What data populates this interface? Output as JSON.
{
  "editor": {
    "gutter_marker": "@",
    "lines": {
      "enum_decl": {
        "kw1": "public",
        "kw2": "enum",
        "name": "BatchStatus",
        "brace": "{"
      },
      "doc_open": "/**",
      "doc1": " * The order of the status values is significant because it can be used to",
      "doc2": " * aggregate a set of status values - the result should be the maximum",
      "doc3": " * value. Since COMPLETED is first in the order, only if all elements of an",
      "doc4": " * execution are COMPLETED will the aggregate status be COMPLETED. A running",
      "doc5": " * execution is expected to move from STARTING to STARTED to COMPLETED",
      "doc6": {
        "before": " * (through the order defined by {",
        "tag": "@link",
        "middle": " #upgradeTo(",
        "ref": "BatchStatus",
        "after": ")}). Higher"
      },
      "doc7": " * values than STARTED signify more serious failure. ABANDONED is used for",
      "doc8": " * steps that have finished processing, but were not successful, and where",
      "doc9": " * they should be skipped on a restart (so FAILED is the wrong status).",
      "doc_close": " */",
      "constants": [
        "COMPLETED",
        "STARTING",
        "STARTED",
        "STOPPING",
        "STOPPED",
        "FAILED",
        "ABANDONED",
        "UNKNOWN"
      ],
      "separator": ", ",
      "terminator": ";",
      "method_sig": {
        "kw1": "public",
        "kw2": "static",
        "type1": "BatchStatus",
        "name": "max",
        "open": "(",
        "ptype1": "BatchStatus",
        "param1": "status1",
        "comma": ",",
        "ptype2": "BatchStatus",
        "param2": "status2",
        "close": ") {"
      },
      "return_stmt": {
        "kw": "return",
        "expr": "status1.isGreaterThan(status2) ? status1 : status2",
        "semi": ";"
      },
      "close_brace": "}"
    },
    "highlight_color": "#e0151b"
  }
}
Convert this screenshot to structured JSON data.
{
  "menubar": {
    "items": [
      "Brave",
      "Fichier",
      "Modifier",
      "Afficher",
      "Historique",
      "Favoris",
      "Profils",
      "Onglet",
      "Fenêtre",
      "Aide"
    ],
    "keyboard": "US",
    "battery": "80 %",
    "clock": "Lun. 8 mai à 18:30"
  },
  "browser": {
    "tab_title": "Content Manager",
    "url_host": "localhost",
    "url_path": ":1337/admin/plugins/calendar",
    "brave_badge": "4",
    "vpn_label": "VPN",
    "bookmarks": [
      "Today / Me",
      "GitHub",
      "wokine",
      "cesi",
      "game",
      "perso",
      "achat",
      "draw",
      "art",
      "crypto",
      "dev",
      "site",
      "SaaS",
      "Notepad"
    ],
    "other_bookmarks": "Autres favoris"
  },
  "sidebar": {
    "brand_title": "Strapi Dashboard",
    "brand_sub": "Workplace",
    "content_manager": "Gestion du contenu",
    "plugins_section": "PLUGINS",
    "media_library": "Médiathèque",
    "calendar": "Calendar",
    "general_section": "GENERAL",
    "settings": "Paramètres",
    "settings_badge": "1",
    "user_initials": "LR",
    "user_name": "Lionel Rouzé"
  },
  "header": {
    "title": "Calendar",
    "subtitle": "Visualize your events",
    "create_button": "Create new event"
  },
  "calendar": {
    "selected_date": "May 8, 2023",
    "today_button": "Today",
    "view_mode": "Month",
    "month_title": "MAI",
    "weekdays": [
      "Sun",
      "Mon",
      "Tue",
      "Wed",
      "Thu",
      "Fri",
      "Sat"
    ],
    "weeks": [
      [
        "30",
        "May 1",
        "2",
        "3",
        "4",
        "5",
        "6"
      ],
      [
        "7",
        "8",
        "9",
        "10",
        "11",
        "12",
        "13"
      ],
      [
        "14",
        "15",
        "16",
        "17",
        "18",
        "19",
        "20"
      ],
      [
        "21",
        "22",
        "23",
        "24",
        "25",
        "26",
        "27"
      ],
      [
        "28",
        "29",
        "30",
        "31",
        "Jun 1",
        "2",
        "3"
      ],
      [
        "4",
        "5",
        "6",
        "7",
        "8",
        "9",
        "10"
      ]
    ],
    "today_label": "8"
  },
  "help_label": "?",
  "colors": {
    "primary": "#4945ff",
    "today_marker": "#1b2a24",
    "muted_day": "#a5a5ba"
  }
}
----
**THE REQUEST**. Restate the whole of the material exactly.

**THE RESPONSE**.
What data populates this interface? Output as JSON.
{
  "editor": {
    "gutter_marker": "@",
    "lines": {
      "enum_decl": {
        "kw1": "public",
        "kw2": "enum",
        "name": "BatchStatus",
        "brace": "{"
      },
      "doc_open": "/**",
      "doc1": " * The order of the status values is significant because it can be used to",
      "doc2": " * aggregate a set of status values - the result should be the maximum",
      "doc3": " * value. Since COMPLETED is first in the order, only if all elements of an",
      "doc4": " * execution are COMPLETED will the aggregate status be COMPLETED. A running",
      "doc5": " * execution is expected to move from STARTING to STARTED to COMPLETED",
      "doc6": {
        "before": " * (through the order defined by {",
        "tag": "@link",
        "middle": " #upgradeTo(",
        "ref": "BatchStatus",
        "after": ")}). Higher"
      },
      "doc7": " * values than STARTED signify more serious failure. ABANDONED is used for",
      "doc8": " * steps that have finished processing, but were not successful, and where",
      "doc9": " * they should be skipped on a restart (so FAILED is the wrong status).",
      "doc_close": " */",
      "constants": [
        "COMPLETED",
        "STARTING",
        "STARTED",
        "STOPPING",
        "STOPPED",
        "FAILED",
        "ABANDONED",
        "UNKNOWN"
      ],
      "separator": ", ",
      "terminator": ";",
      "method_sig": {
        "kw1": "public",
        "kw2": "static",
        "type1": "BatchStatus",
        "name": "max",
        "open": "(",
        "ptype1": "BatchStatus",
        "param1": "status1",
        "comma": ",",
        "ptype2": "BatchStatus",
        "param2": "status2",
        "close": ") {"
      },
      "return_stmt": {
        "kw": "return",
        "expr": "status1.isGreaterThan(status2) ? status1 : status2",
        "semi": ";"
      },
      "close_brace": "}"
    },
    "highlight_color": "#e0151b"
  }
}
Convert this screenshot to structured JSON data.
{
  "menubar": {
    "items": [
      "Brave",
      "Fichier",
      "Modifier",
      "Afficher",
      "Historique",
      "Favoris",
      "Profils",
      "Onglet",
      "Fenêtre",
      "Aide"
    ],
    "keyboard": "US",
    "battery": "80 %",
    "clock": "Lun. 8 mai à 18:30"
  },
  "browser": {
    "tab_title": "Content Manager",
    "url_host": "localhost",
    "url_path": ":1337/admin/plugins/calendar",
    "brave_badge": "4",
    "vpn_label": "VPN",
    "bookmarks": [
      "Today / Me",
      "GitHub",
      "wokine",
      "cesi",
      "game",
      "perso",
      "achat",
      "draw",
      "art",
      "crypto",
      "dev",
      "site",
      "SaaS",
      "Notepad"
    ],
    "other_bookmarks": "Autres favoris"
  },
  "sidebar": {
    "brand_title": "Strapi Dashboard",
    "brand_sub": "Workplace",
    "content_manager": "Gestion du contenu",
    "plugins_section": "PLUGINS",
    "media_library": "Médiathèque",
    "calendar": "Calendar",
    "general_section": "GENERAL",
    "settings": "Paramètres",
    "settings_badge": "1",
    "user_initials": "LR",
    "user_name": "Lionel Rouzé"
  },
  "header": {
    "title": "Calendar",
    "subtitle": "Visualize your events",
    "create_button": "Create new event"
  },
  "calendar": {
    "selected_date": "May 8, 2023",
    "today_button": "Today",
    "view_mode": "Month",
    "month_title": "MAI",
    "weekdays": [
      "Sun",
      "Mon",
      "Tue",
      "Wed",
      "Thu",
      "Fri",
      "Sat"
    ],
    "weeks": [
      [
        "30",
        "May 1",
        "2",
        "3",
        "4",
        "5",
        "6"
      ],
      [
        "7",
        "8",
        "9",
        "10",
        "11",
        "12",
        "13"
      ],
      [
        "14",
        "15",
        "16",
        "17",
        "18",
        "19",
        "20"
      ],
      [
        "21",
        "22",
        "23",
        "24",
        "25",
        "26",
        "27"
      ],
      [
        "28",
        "29",
        "30",
        "31",
        "Jun 1",
        "2",
        "3"
      ],
      [
        "4",
        "5",
        "6",
        "7",
        "8",
        "9",
        "10"
      ]
    ],
    "today_label": "8"
  },
  "help_label": "?",
  "colors": {
    "primary": "#4945ff",
    "today_marker": "#1b2a24",
    "muted_day": "#a5a5ba"
  }
}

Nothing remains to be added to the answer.